- **Work to complete**: Each line below should be quoted exactly, please.

* Begin Provided material *

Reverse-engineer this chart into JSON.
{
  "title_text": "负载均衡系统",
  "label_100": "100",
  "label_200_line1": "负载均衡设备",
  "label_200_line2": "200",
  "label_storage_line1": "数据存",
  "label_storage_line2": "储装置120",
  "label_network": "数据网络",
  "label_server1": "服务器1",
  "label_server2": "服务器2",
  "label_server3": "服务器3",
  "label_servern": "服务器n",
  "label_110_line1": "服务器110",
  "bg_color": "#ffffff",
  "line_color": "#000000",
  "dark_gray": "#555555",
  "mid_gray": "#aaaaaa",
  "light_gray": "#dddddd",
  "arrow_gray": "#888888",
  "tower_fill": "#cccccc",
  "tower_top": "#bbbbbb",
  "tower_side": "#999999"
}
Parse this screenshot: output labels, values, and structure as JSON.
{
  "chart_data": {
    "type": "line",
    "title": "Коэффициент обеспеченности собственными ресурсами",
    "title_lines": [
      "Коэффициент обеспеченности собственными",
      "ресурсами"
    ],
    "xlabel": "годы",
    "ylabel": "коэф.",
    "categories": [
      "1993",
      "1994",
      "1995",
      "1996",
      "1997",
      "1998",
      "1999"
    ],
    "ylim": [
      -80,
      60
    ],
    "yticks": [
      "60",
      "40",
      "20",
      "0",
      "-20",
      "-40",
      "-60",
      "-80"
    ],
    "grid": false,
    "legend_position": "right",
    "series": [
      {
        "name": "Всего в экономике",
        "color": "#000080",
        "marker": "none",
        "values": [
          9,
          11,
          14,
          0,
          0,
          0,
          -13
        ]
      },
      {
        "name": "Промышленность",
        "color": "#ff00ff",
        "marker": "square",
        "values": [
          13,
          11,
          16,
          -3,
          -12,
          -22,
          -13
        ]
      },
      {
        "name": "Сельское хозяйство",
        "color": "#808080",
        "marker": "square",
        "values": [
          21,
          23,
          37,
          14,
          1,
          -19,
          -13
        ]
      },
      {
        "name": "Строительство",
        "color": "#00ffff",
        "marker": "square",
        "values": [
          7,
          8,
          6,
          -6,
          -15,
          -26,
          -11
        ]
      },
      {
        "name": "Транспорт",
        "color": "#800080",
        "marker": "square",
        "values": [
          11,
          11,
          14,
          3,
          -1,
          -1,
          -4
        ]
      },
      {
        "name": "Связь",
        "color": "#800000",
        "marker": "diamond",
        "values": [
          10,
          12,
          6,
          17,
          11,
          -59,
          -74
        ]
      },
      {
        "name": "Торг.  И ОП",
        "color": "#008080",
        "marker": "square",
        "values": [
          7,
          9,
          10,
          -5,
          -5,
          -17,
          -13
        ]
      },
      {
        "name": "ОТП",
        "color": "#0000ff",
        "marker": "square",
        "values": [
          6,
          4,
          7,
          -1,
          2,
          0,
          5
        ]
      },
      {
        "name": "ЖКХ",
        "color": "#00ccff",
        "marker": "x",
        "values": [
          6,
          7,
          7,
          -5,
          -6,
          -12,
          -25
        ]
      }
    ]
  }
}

* End Provided material *

- **Reply**:
Reverse-engineer this chart into JSON.
{
  "title_text": "负载均衡系统",
  "label_100": "100",
  "label_200_line1": "负载均衡设备",
  "label_200_line2": "200",
  "label_storage_line1": "数据存",
  "label_storage_line2": "储装置120",
  "label_network": "数据网络",
  "label_server1": "服务器1",
  "label_server2": "服务器2",
  "label_server3": "服务器3",
  "label_servern": "服务器n",
  "label_110_line1": "服务器110",
  "bg_color": "#ffffff",
  "line_color": "#000000",
  "dark_gray": "#555555",
  "mid_gray": "#aaaaaa",
  "light_gray": "#dddddd",
  "arrow_gray": "#888888",
  "tower_fill": "#cccccc",
  "tower_top": "#bbbbbb",
  "tower_side": "#999999"
}
Parse this screenshot: output labels, values, and structure as JSON.
{
  "chart_data": {
    "type": "line",
    "title": "Коэффициент обеспеченности собственными ресурсами",
    "title_lines": [
      "Коэффициент обеспеченности собственными",
      "ресурсами"
    ],
    "xlabel": "годы",
    "ylabel": "коэф.",
    "categories": [
      "1993",
      "1994",
      "1995",
      "1996",
      "1997",
      "1998",
      "1999"
    ],
    "ylim": [
      -80,
      60
    ],
    "yticks": [
      "60",
      "40",
      "20",
      "0",
      "-20",
      "-40",
      "-60",
      "-80"
    ],
    "grid": false,
    "legend_position": "right",
    "series": [
      {
        "name": "Всего в экономике",
        "color": "#000080",
        "marker": "none",
        "values": [
          9,
          11,
          14,
          0,
          0,
          0,
          -13
        ]
      },
      {
        "name": "Промышленность",
        "color": "#ff00ff",
        "marker": "square",
        "values": [
          13,
          11,
          16,
          -3,
          -12,
          -22,
          -13
        ]
      },
      {
        "name": "Сельское хозяйство",
        "color": "#808080",
        "marker": "square",
        "values": [
          21,
          23,
          37,
          14,
          1,
          -19,
          -13
        ]
      },
      {
        "name": "Строительство",
        "color": "#00ffff",
        "marker": "square",
        "values": [
          7,
          8,
          6,
          -6,
          -15,
          -26,
          -11
        ]
      },
      {
        "name": "Транспорт",
        "color": "#800080",
        "marker": "square",
        "values": [
          11,
          11,
          14,
          3,
          -1,
          -1,
          -4
        ]
      },
      {
        "name": "Связь",
        "color": "#800000",
        "marker": "diamond",
        "values": [
          10,
          12,
          6,
          17,
          11,
          -59,
          -74
        ]
      },
      {
        "name": "Торг.  И ОП",
        "color": "#008080",
        "marker": "square",
        "values": [
          7,
          9,
          10,
          -5,
          -5,
          -17,
          -13
        ]
      },
      {
        "name": "ОТП",
        "color": "#0000ff",
        "marker": "square",
        "values": [
          6,
          4,
          7,
          -1,
          2,
          0,
          5
        ]
      },
      {
        "name": "ЖКХ",
        "color": "#00ccff",
        "marker": "x",
        "values": [
          6,
          7,
          7,
          -5,
          -6,
          -12,
          -25
        ]
      }
    ]
  }
}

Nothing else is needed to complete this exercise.